Task objective -> Look through the listing and locate every line containing the word "führte"; copy those lines.

Given data ->

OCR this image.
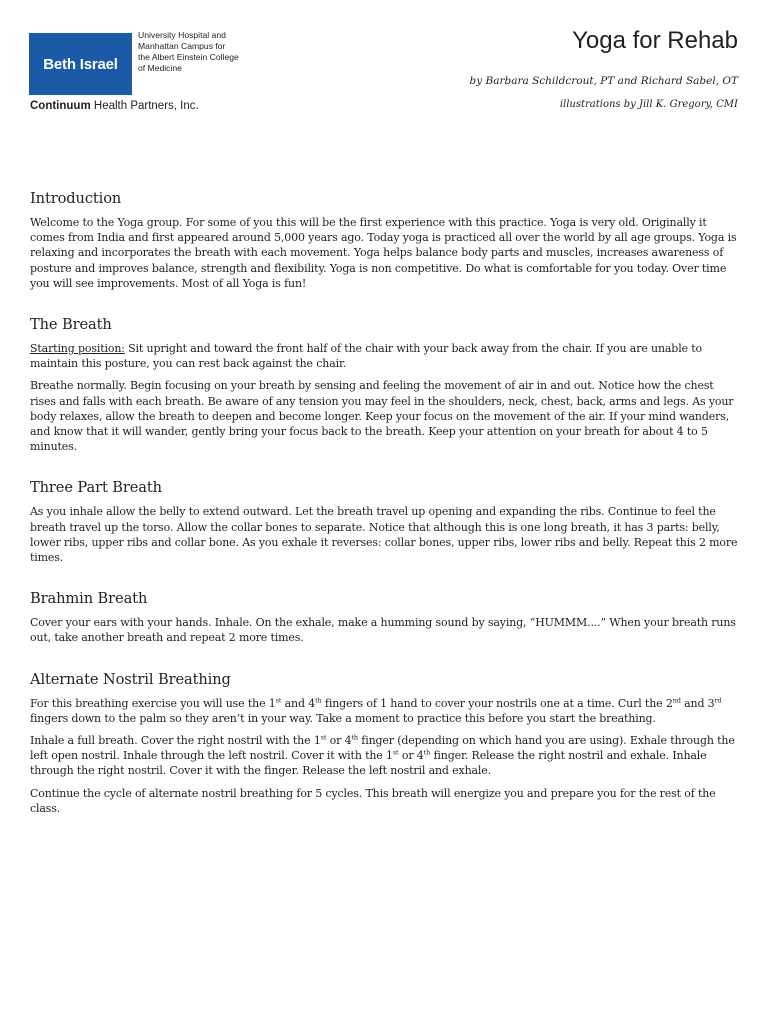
Beth Israel
University Hospital and
Manhattan Campus for
the Albert Einstein College
of Medicine
Continuum Health Partners, Inc.
Yoga for Rehab
by Barbara Schildcrout, PT and Richard Sabel, OT
illustrations by Jill K. Gregory, CMI
Introduction

Welcome to the Yoga group. For some of you this will be the first experience with this practice. Yoga is very old. Originally it comes from India and first appeared around 5,000 years ago. Today yoga is practiced all over the world by all age groups. Yoga is relaxing and incorporates the breath with each movement. Yoga helps balance body parts and muscles, increases awareness of posture and improves balance, strength and flexibility. Yoga is non competitive. Do what is comfortable for you today. Over time you will see improvements. Most of all Yoga is fun!

The Breath

Starting position: Sit upright and toward the front half of the chair with your back away from the chair. If you are unable to maintain this posture, you can rest back against the chair.

Breathe normally. Begin focusing on your breath by sensing and feeling the movement of air in and out. Notice how the chest rises and falls with each breath. Be aware of any tension you may feel in the shoulders, neck, chest, back, arms and legs. As your body relaxes, allow the breath to deepen and become longer. Keep your focus on the movement of the air. If your mind wanders, and know that it will wander, gently bring your focus back to the breath. Keep your attention on your breath for about 4 to 5 minutes.

Three Part Breath

As you inhale allow the belly to extend outward. Let the breath travel up opening and expanding the ribs. Continue to feel the breath travel up the torso. Allow the collar bones to separate. Notice that although this is one long breath, it has 3 parts: belly, lower ribs, upper ribs and collar bone. As you exhale it reverses: collar bones, upper ribs, lower ribs and belly. Repeat this 2 more times.

Brahmin Breath

Cover your ears with your hands. Inhale. On the exhale, make a humming sound by saying, “HUMMM....” When your breath runs out, take another breath and repeat 2 more times.

Alternate Nostril Breathing

For this breathing exercise you will use the 1st and 4th fingers of 1 hand to cover your nostrils one at a time. Curl the 2nd and 3rd fingers down to the palm so they aren’t in your way. Take a moment to practice this before you start the breathing.

Inhale a full breath. Cover the right nostril with the 1st or 4th finger (depending on which hand you are using). Exhale through the left open nostril. Inhale through the left nostril. Cover it with the 1st or 4th finger. Release the right nostril and exhale. Inhale through the right nostril. Cover it with the finger. Release the left nostril and exhale.

Continue the cycle of alternate nostril breathing for 5 cycles. This breath will energize you and prepare you for the rest of the class.
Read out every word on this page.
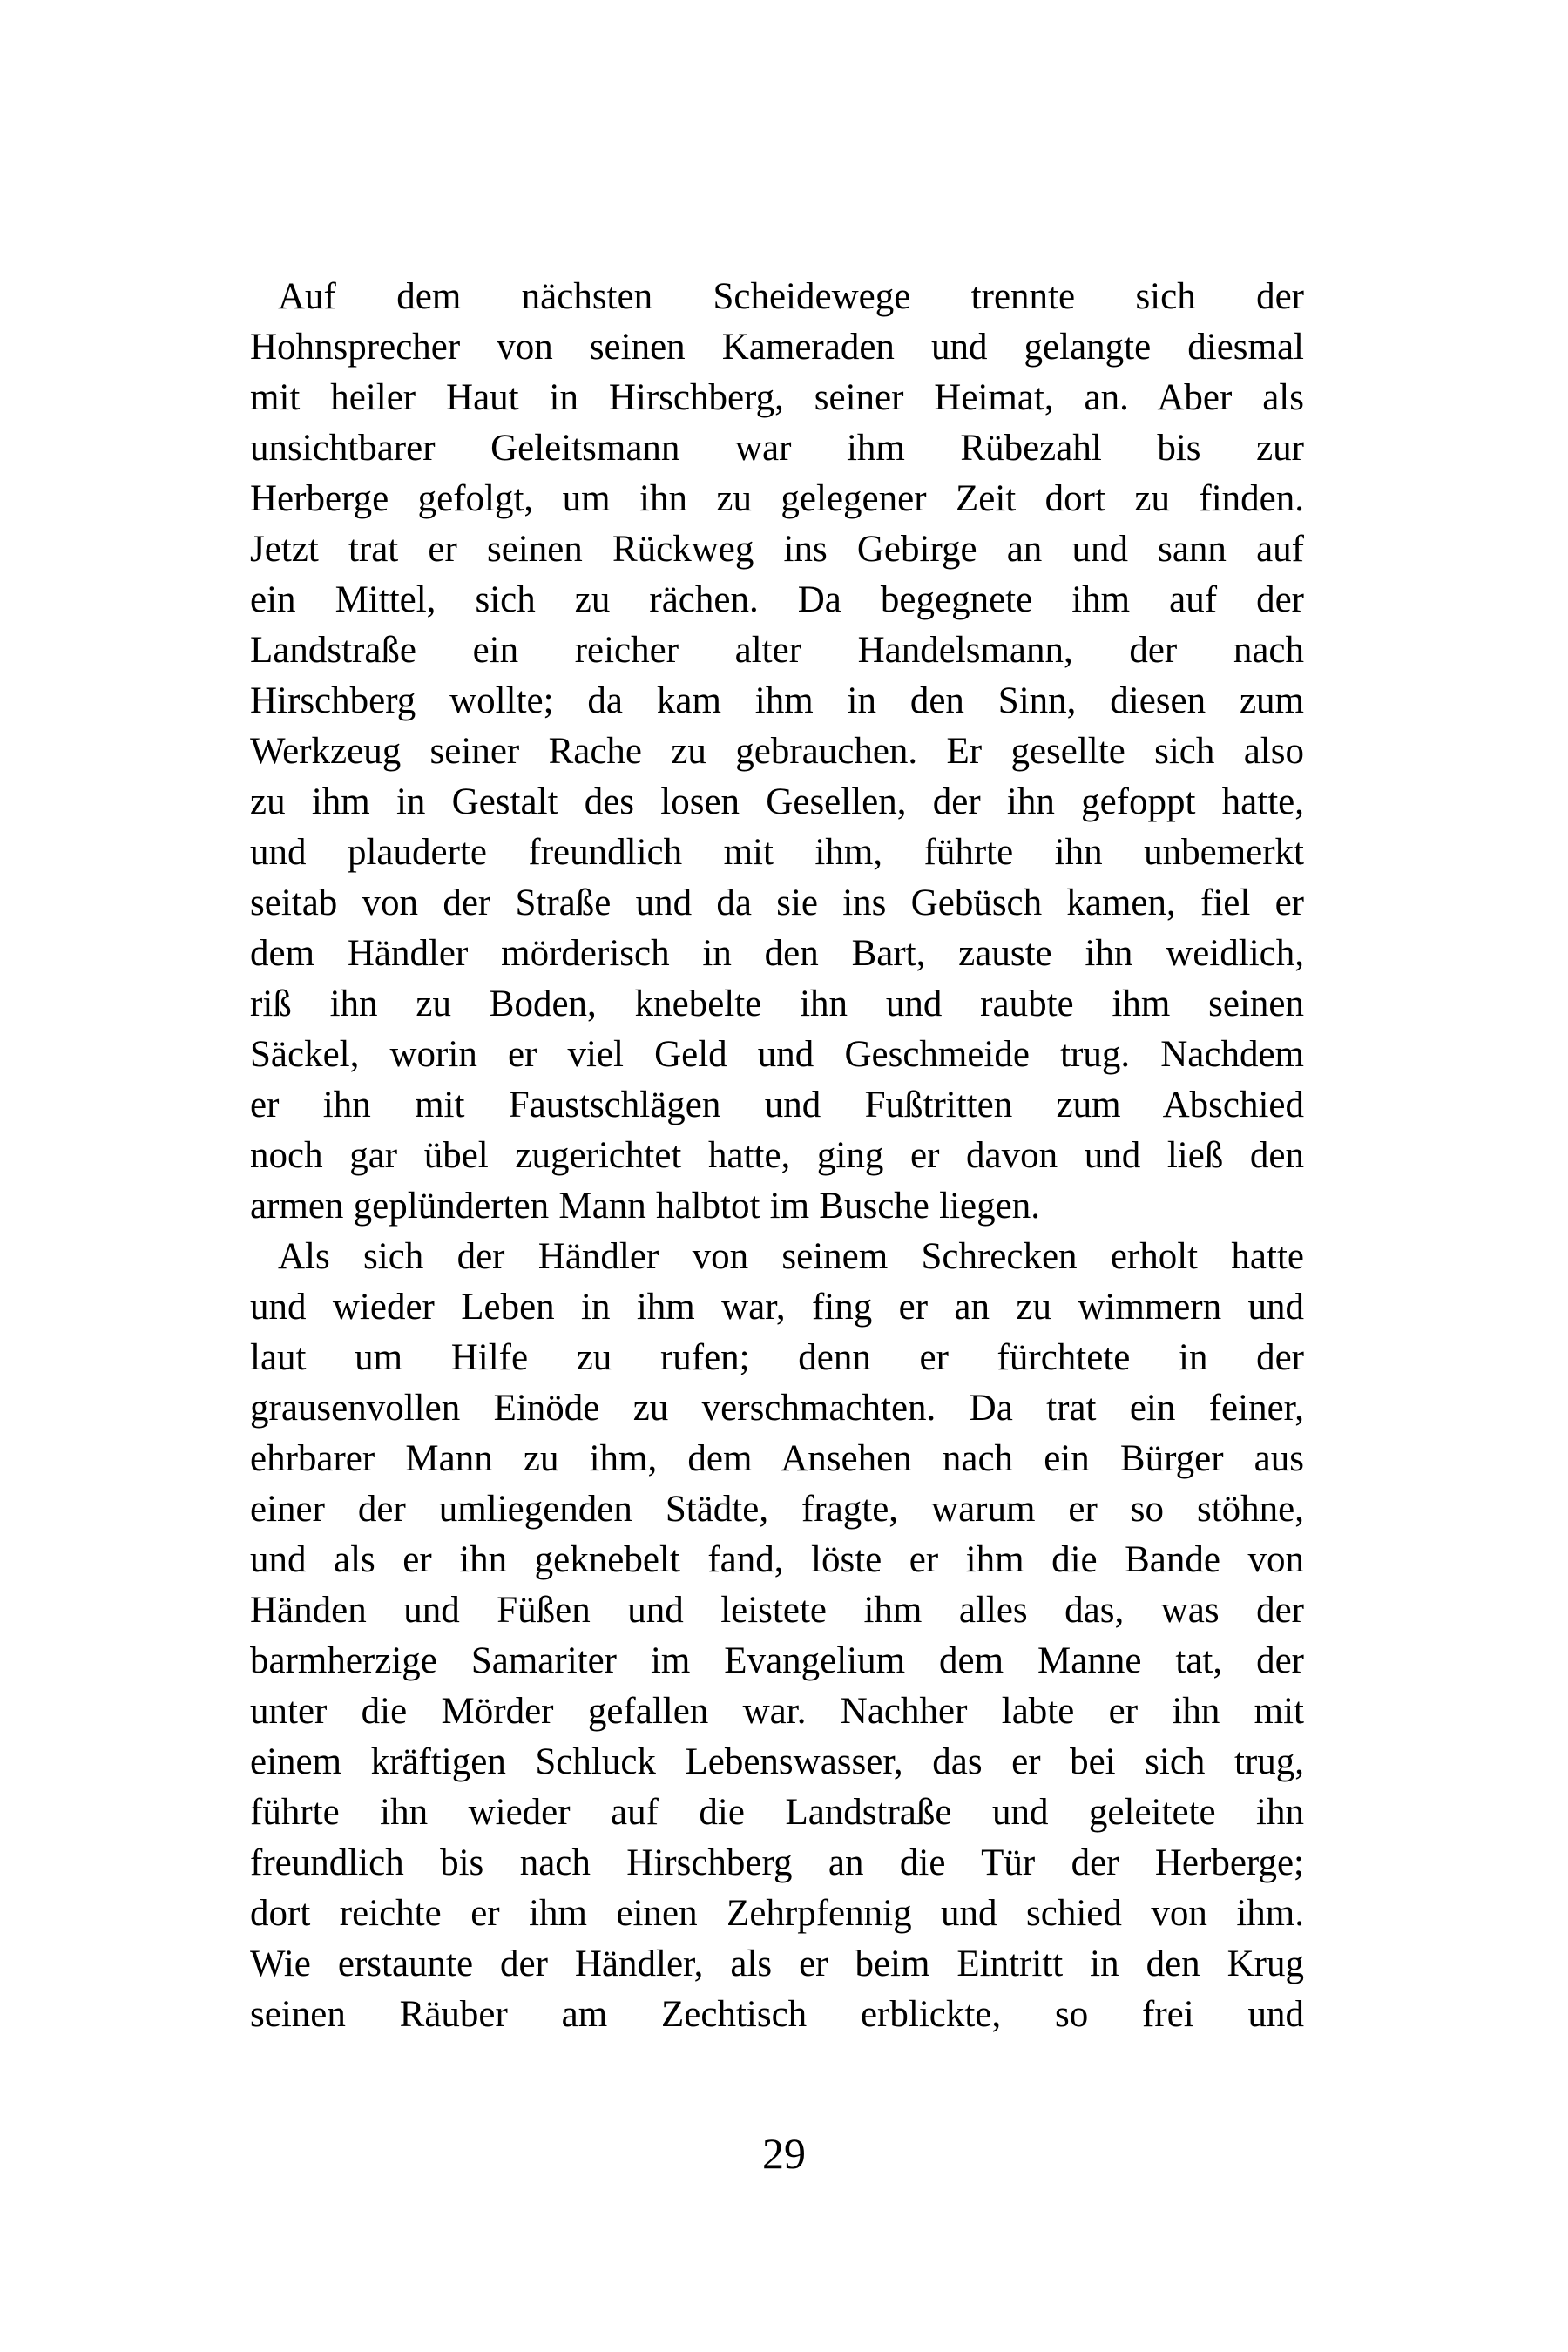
Auf dem nächsten Scheidewege trennte sich der
Hohnsprecher von seinen Kameraden und gelangte diesmal
mit heiler Haut in Hirschberg, seiner Heimat, an. Aber als
unsichtbarer Geleitsmann war ihm Rübezahl bis zur
Herberge gefolgt, um ihn zu gelegener Zeit dort zu finden.
Jetzt trat er seinen Rückweg ins Gebirge an und sann auf
ein Mittel, sich zu rächen. Da begegnete ihm auf der
Landstraße ein reicher alter Handelsmann, der nach
Hirschberg wollte; da kam ihm in den Sinn, diesen zum
Werkzeug seiner Rache zu gebrauchen. Er gesellte sich also
zu ihm in Gestalt des losen Gesellen, der ihn gefoppt hatte,
und plauderte freundlich mit ihm, führte ihn unbemerkt
seitab von der Straße und da sie ins Gebüsch kamen, fiel er
dem Händler mörderisch in den Bart, zauste ihn weidlich,
riß ihn zu Boden, knebelte ihn und raubte ihm seinen
Säckel, worin er viel Geld und Geschmeide trug. Nachdem
er ihn mit Faustschlägen und Fußtritten zum Abschied
noch gar übel zugerichtet hatte, ging er davon und ließ den
armen geplünderten Mann halbtot im Busche liegen.
Als sich der Händler von seinem Schrecken erholt hatte
und wieder Leben in ihm war, fing er an zu wimmern und
laut um Hilfe zu rufen; denn er fürchtete in der
grausenvollen Einöde zu verschmachten. Da trat ein feiner,
ehrbarer Mann zu ihm, dem Ansehen nach ein Bürger aus
einer der umliegenden Städte, fragte, warum er so stöhne,
und als er ihn geknebelt fand, löste er ihm die Bande von
Händen und Füßen und leistete ihm alles das, was der
barmherzige Samariter im Evangelium dem Manne tat, der
unter die Mörder gefallen war. Nachher labte er ihn mit
einem kräftigen Schluck Lebenswasser, das er bei sich trug,
führte ihn wieder auf die Landstraße und geleitete ihn
freundlich bis nach Hirschberg an die Tür der Herberge;
dort reichte er ihm einen Zehrpfennig und schied von ihm.
Wie erstaunte der Händler, als er beim Eintritt in den Krug
seinen Räuber am Zechtisch erblickte, so frei und
29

Response ->
und plauderte freundlich mit ihm, führte ihn unbemerkt
führte ihn wieder auf die Landstraße und geleitete ihn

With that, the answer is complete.